* [Task directions]: Transcribe the listing exactly, leaving out every picture.

* [Items]:
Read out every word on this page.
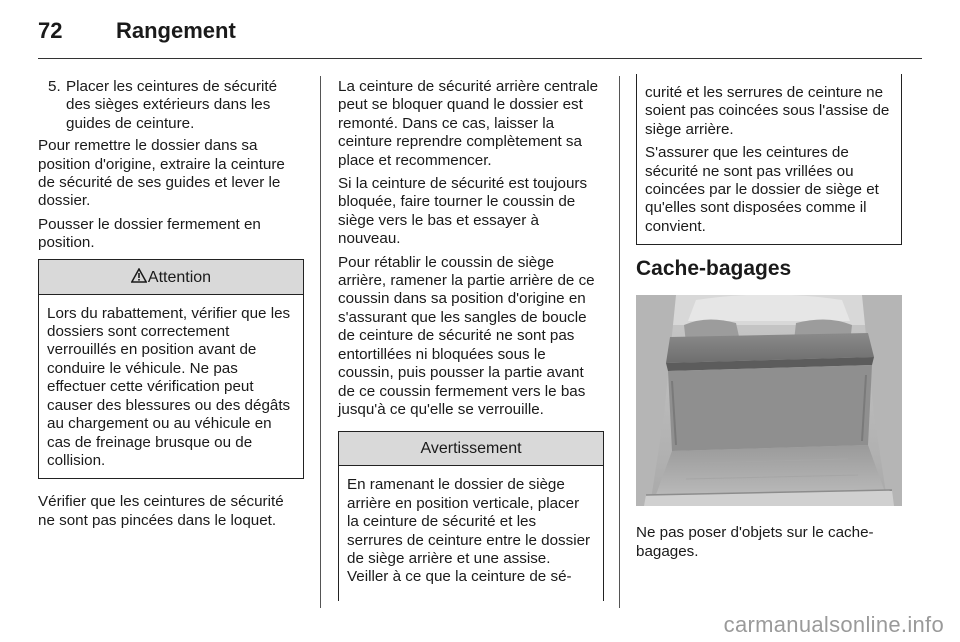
72 Rangement
5. Placer les ceintures de sécurité des sièges extérieurs dans les guides de ceinture.

Pour remettre le dossier dans sa position d'origine, extraire la ceinture de sécurité de ses guides et lever le dossier.

Pousser le dossier fermement en position.

Attention
Lors du rabattement, vérifier que les dossiers sont correctement verrouillés en position avant de conduire le véhicule. Ne pas effectuer cette vérification peut causer des blessures ou des dégâts au chargement ou au véhicule en cas de freinage brusque ou de collision.

Vérifier que les ceintures de sécurité ne sont pas pincées dans le loquet.

La ceinture de sécurité arrière centrale peut se bloquer quand le dossier est remonté. Dans ce cas, laisser la ceinture reprendre complètement sa place et recommencer.

Si la ceinture de sécurité est toujours bloquée, faire tourner le coussin de siège vers le bas et essayer à nouveau.

Pour rétablir le coussin de siège arrière, ramener la partie arrière de ce coussin dans sa position d'origine en s'assurant que les sangles de boucle de ceinture de sécurité ne sont pas entortillées ni bloquées sous le coussin, puis pousser la partie avant de ce coussin fermement vers le bas jusqu'à ce qu'elle se verrouille.

Avertissement
En ramenant le dossier de siège arrière en position verticale, placer la ceinture de sécurité et les serrures de ceinture entre le dossier de siège arrière et une assise. Veiller à ce que la ceinture de sé-

curité et les serrures de ceinture ne soient pas coincées sous l'assise de siège arrière.

S'assurer que les ceintures de sécurité ne sont pas vrillées ou coincées par le dossier de siège et qu'elles sont disposées comme il convient.

Cache-bagages

Ne pas poser d'objets sur le cache-bagages.

carmanualsonline.info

* [Output for this task]:
Read out every word on this page.
72 Rangement
5. Placer les ceintures de sécurité des sièges extérieurs dans les guides de ceinture.

Pour remettre le dossier dans sa position d'origine, extraire la ceinture de sécurité de ses guides et lever le dossier.

Pousser le dossier fermement en position.

Attention
Lors du rabattement, vérifier que les dossiers sont correctement verrouillés en position avant de conduire le véhicule. Ne pas effectuer cette vérification peut causer des blessures ou des dégâts au chargement ou au véhicule en cas de freinage brusque ou de collision.

Vérifier que les ceintures de sécurité ne sont pas pincées dans le loquet.

La ceinture de sécurité arrière centrale peut se bloquer quand le dossier est remonté. Dans ce cas, laisser la ceinture reprendre complètement sa place et recommencer.

Si la ceinture de sécurité est toujours bloquée, faire tourner le coussin de siège vers le bas et essayer à nouveau.

Pour rétablir le coussin de siège arrière, ramener la partie arrière de ce coussin dans sa position d'origine en s'assurant que les sangles de boucle de ceinture de sécurité ne sont pas entortillées ni bloquées sous le coussin, puis pousser la partie avant de ce coussin fermement vers le bas jusqu'à ce qu'elle se verrouille.

Avertissement
En ramenant le dossier de siège arrière en position verticale, placer la ceinture de sécurité et les serrures de ceinture entre le dossier de siège arrière et une assise. Veiller à ce que la ceinture de sé-

curité et les serrures de ceinture ne soient pas coincées sous l'assise de siège arrière.

S'assurer que les ceintures de sécurité ne sont pas vrillées ou coincées par le dossier de siège et qu'elles sont disposées comme il convient.

Cache-bagages

Ne pas poser d'objets sur le cache-bagages.

carmanualsonline.info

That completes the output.